» **CHALLENGE**
Count the lines in the records below that contain the word "문화웨딩홀", and reply with only that number.
— Begin INPUT FOR THIS TASK —
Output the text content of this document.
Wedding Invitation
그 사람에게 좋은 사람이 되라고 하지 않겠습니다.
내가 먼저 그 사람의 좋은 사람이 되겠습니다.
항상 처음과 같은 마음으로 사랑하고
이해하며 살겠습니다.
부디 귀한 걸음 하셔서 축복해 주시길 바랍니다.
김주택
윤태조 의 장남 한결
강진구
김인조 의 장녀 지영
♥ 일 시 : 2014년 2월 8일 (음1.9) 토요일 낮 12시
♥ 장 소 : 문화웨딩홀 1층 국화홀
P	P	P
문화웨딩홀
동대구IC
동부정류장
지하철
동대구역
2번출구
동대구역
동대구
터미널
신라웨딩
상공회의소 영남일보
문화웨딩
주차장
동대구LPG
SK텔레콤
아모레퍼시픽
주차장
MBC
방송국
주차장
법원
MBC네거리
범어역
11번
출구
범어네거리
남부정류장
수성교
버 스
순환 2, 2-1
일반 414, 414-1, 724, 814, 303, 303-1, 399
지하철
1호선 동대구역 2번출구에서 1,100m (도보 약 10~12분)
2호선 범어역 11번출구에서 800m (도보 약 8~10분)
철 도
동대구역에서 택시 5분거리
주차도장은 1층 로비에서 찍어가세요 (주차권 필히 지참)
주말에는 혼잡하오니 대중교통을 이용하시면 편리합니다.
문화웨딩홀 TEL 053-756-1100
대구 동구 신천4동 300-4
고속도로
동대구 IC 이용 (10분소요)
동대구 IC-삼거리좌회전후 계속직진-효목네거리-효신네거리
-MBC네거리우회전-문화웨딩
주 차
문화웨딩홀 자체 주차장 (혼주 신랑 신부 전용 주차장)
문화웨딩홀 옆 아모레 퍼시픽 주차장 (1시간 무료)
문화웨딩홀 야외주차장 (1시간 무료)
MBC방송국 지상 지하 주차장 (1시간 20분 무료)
— End INPUT FOR THIS TASK —
» **FULL ANSWER**
6